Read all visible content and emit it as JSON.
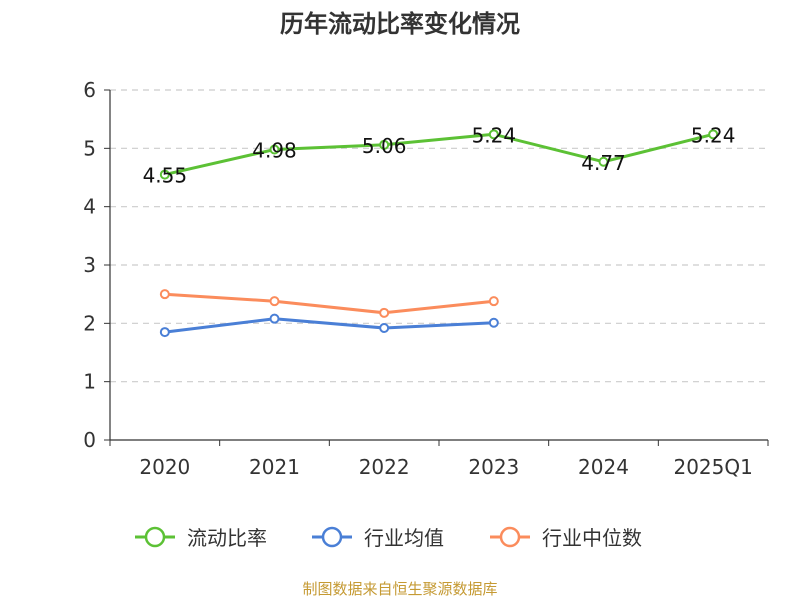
{
  "chart_data": {
    "type": "line",
    "title": "历年流动比率变化情况",
    "categories": [
      "2020",
      "2021",
      "2022",
      "2023",
      "2024",
      "2025Q1"
    ],
    "ylim": [
      0,
      6
    ],
    "yticks": [
      "0",
      "1",
      "2",
      "3",
      "4",
      "5",
      "6"
    ],
    "grid": true,
    "legend_position": "bottom",
    "series": [
      {
        "name": "流动比率",
        "color": "#5cc135",
        "values": [
          4.55,
          4.98,
          5.06,
          5.24,
          4.77,
          5.24
        ],
        "labels": [
          "4.55",
          "4.98",
          "5.06",
          "5.24",
          "4.77",
          "5.24"
        ]
      },
      {
        "name": "行业均值",
        "color": "#4a7fd6",
        "values": [
          1.85,
          2.08,
          1.92,
          2.01,
          null,
          null
        ]
      },
      {
        "name": "行业中位数",
        "color": "#fb8c5c",
        "values": [
          2.5,
          2.38,
          2.18,
          2.38,
          null,
          null
        ]
      }
    ],
    "source": "制图数据来自恒生聚源数据库"
  }
}
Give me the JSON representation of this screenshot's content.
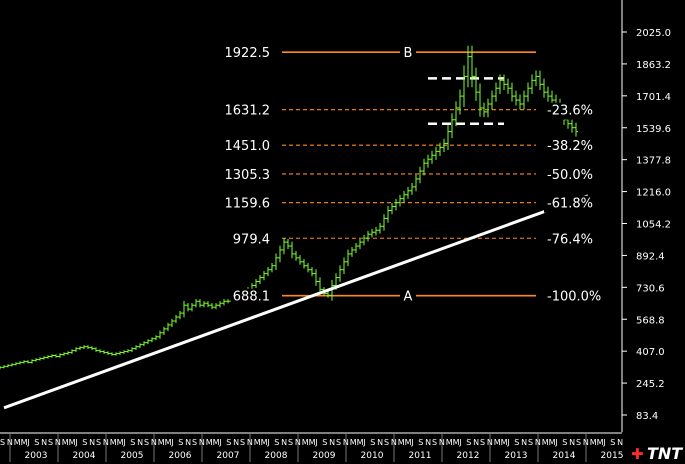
{
  "chart_data": {
    "type": "bar",
    "subtype": "ohlc-monthly",
    "title": "",
    "xlabel": "",
    "ylabel": "",
    "ylim": [
      0,
      2150
    ],
    "y_ticks": [
      "2025.0",
      "1863.2",
      "1701.4",
      "1539.6",
      "1377.8",
      "1216.0",
      "1054.2",
      "892.4",
      "730.6",
      "568.8",
      "407.0",
      "245.2",
      "83.4"
    ],
    "x_years": [
      "2003",
      "2004",
      "2005",
      "2006",
      "2007",
      "2008",
      "2009",
      "2010",
      "2011",
      "2012",
      "2013",
      "2014",
      "2015"
    ],
    "x_month_pattern": [
      "J",
      "F",
      "M",
      "A",
      "M",
      "J",
      "J",
      "A",
      "S",
      "O",
      "N",
      "D"
    ],
    "x_month_strip_labels": [
      "S",
      "N",
      "M",
      "M",
      "J",
      "S",
      "N"
    ],
    "fibonacci_levels": [
      {
        "price": 1922.5,
        "price_label": "1922.5",
        "pct_label": "",
        "line": "solid"
      },
      {
        "price": 1631.2,
        "price_label": "1631.2",
        "pct_label": "-23.6%",
        "line": "dashed"
      },
      {
        "price": 1451.0,
        "price_label": "1451.0",
        "pct_label": "-38.2%",
        "line": "dashed"
      },
      {
        "price": 1305.3,
        "price_label": "1305.3",
        "pct_label": "-50.0%",
        "line": "dashed"
      },
      {
        "price": 1159.6,
        "price_label": "1159.6",
        "pct_label": "-61.8%",
        "line": "dashed"
      },
      {
        "price": 979.4,
        "price_label": "979.4",
        "pct_label": "-76.4%",
        "line": "dashed"
      },
      {
        "price": 688.1,
        "price_label": "688.1",
        "pct_label": "-100.0%",
        "line": "solid"
      }
    ],
    "point_labels": {
      "high": "B",
      "low": "A"
    },
    "trendline": {
      "start": {
        "date": "2002-11",
        "price": 120
      },
      "end": {
        "date": "2015-01",
        "price": 1195
      }
    },
    "range_box": {
      "start": "2011-09",
      "end": "2013-04",
      "top": 1790,
      "bottom": 1560
    },
    "series": [
      {
        "start": "2002-09",
        "close": [
          320,
          325,
          330,
          335,
          340,
          345,
          350,
          355,
          350,
          360,
          365,
          370,
          375,
          380,
          385,
          380,
          390,
          395,
          400,
          410,
          420,
          425,
          430,
          425,
          420,
          410,
          405,
          400,
          395,
          390,
          395,
          400,
          405,
          410,
          420,
          430,
          440,
          450,
          460,
          470,
          480,
          500,
          520,
          540,
          560,
          580,
          600,
          640,
          620,
          640,
          660,
          640,
          650,
          640,
          630,
          640,
          650,
          660,
          660,
          670,
          680,
          690,
          700,
          720,
          740,
          760,
          780,
          800,
          820,
          840,
          880,
          920,
          960,
          940,
          900,
          880,
          860,
          840,
          820,
          800,
          760,
          720,
          700,
          690,
          740,
          780,
          820,
          860,
          900,
          920,
          940,
          960,
          980,
          1000,
          1010,
          1020,
          1040,
          1080,
          1120,
          1140,
          1160,
          1180,
          1200,
          1220,
          1240,
          1280,
          1320,
          1360,
          1380,
          1400,
          1420,
          1440,
          1460,
          1520,
          1580,
          1640,
          1700,
          1800,
          1900,
          1800,
          1720,
          1640,
          1620,
          1660,
          1700,
          1740,
          1780,
          1760,
          1740,
          1700,
          1680,
          1660,
          1700,
          1740,
          1780,
          1800,
          1760,
          1720,
          1700,
          1680,
          1660,
          1620,
          1580,
          1560,
          1540,
          1520
        ]
      }
    ]
  }
}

What you have to do: Exactly reproduce the entries above, minus the pictures.

Exercise output:
Read all visible content and emit it as JSON.
{
  "chart_data": {
    "type": "line",
    "title": "历年流动比率变化情况",
    "categories": [
      "2020",
      "2021",
      "2022",
      "2023",
      "2024",
      "2025Q1"
    ],
    "ylim": [
      0,
      6
    ],
    "yticks": [
      "0",
      "1",
      "2",
      "3",
      "4",
      "5",
      "6"
    ],
    "grid": true,
    "legend_position": "bottom",
    "series": [
      {
        "name": "流动比率",
        "color": "#5cc135",
        "values": [
          4.55,
          4.98,
          5.06,
          5.24,
          4.77,
          5.24
        ],
        "labels": [
          "4.55",
          "4.98",
          "5.06",
          "5.24",
          "4.77",
          "5.24"
        ]
      },
      {
        "name": "行业均值",
        "color": "#4a7fd6",
        "values": [
          1.85,
          2.08,
          1.92,
          2.01,
          null,
          null
        ]
      },
      {
        "name": "行业中位数",
        "color": "#fb8c5c",
        "values": [
          2.5,
          2.38,
          2.18,
          2.38,
          null,
          null
        ]
      }
    ],
    "source": "制图数据来自恒生聚源数据库"
  }
}
Give me the JSON representation of this screenshot's content.
{
  "chart_data": {
    "type": "bar",
    "subtype": "ohlc-monthly",
    "title": "",
    "xlabel": "",
    "ylabel": "",
    "ylim": [
      0,
      2150
    ],
    "y_ticks": [
      "2025.0",
      "1863.2",
      "1701.4",
      "1539.6",
      "1377.8",
      "1216.0",
      "1054.2",
      "892.4",
      "730.6",
      "568.8",
      "407.0",
      "245.2",
      "83.4"
    ],
    "x_years": [
      "2003",
      "2004",
      "2005",
      "2006",
      "2007",
      "2008",
      "2009",
      "2010",
      "2011",
      "2012",
      "2013",
      "2014",
      "2015"
    ],
    "x_month_pattern": [
      "J",
      "F",
      "M",
      "A",
      "M",
      "J",
      "J",
      "A",
      "S",
      "O",
      "N",
      "D"
    ],
    "x_month_strip_labels": [
      "S",
      "N",
      "M",
      "M",
      "J",
      "S",
      "N"
    ],
    "fibonacci_levels": [
      {
        "price": 1922.5,
        "price_label": "1922.5",
        "pct_label": "",
        "line": "solid"
      },
      {
        "price": 1631.2,
        "price_label": "1631.2",
        "pct_label": "-23.6%",
        "line": "dashed"
      },
      {
        "price": 1451.0,
        "price_label": "1451.0",
        "pct_label": "-38.2%",
        "line": "dashed"
      },
      {
        "price": 1305.3,
        "price_label": "1305.3",
        "pct_label": "-50.0%",
        "line": "dashed"
      },
      {
        "price": 1159.6,
        "price_label": "1159.6",
        "pct_label": "-61.8%",
        "line": "dashed"
      },
      {
        "price": 979.4,
        "price_label": "979.4",
        "pct_label": "-76.4%",
        "line": "dashed"
      },
      {
        "price": 688.1,
        "price_label": "688.1",
        "pct_label": "-100.0%",
        "line": "solid"
      }
    ],
    "point_labels": {
      "high": "B",
      "low": "A"
    },
    "trendline": {
      "start": {
        "date": "2002-11",
        "price": 120
      },
      "end": {
        "date": "2015-01",
        "price": 1195
      }
    },
    "range_box": {
      "start": "2011-09",
      "end": "2013-04",
      "top": 1790,
      "bottom": 1560
    },
    "series": [
      {
        "start": "2002-09",
        "close": [
          320,
          325,
          330,
          335,
          340,
          345,
          350,
          355,
          350,
          360,
          365,
          370,
          375,
          380,
          385,
          380,
          390,
          395,
          400,
          410,
          420,
          425,
          430,
          425,
          420,
          410,
          405,
          400,
          395,
          390,
          395,
          400,
          405,
          410,
          420,
          430,
          440,
          450,
          460,
          470,
          480,
          500,
          520,
          540,
          560,
          580,
          600,
          640,
          620,
          640,
          660,
          640,
          650,
          640,
          630,
          640,
          650,
          660,
          660,
          670,
          680,
          690,
          700,
          720,
          740,
          760,
          780,
          800,
          820,
          840,
          880,
          920,
          960,
          940,
          900,
          880,
          860,
          840,
          820,
          800,
          760,
          720,
          700,
          690,
          740,
          780,
          820,
          860,
          900,
          920,
          940,
          960,
          980,
          1000,
          1010,
          1020,
          1040,
          1080,
          1120,
          1140,
          1160,
          1180,
          1200,
          1220,
          1240,
          1280,
          1320,
          1360,
          1380,
          1400,
          1420,
          1440,
          1460,
          1520,
          1580,
          1640,
          1700,
          1800,
          1900,
          1800,
          1720,
          1640,
          1620,
          1660,
          1700,
          1740,
          1780,
          1760,
          1740,
          1700,
          1680,
          1660,
          1700,
          1740,
          1780,
          1800,
          1760,
          1720,
          1700,
          1680,
          1660,
          1620,
          1580,
          1560,
          1540,
          1520
        ]
      }
    ]
  }
}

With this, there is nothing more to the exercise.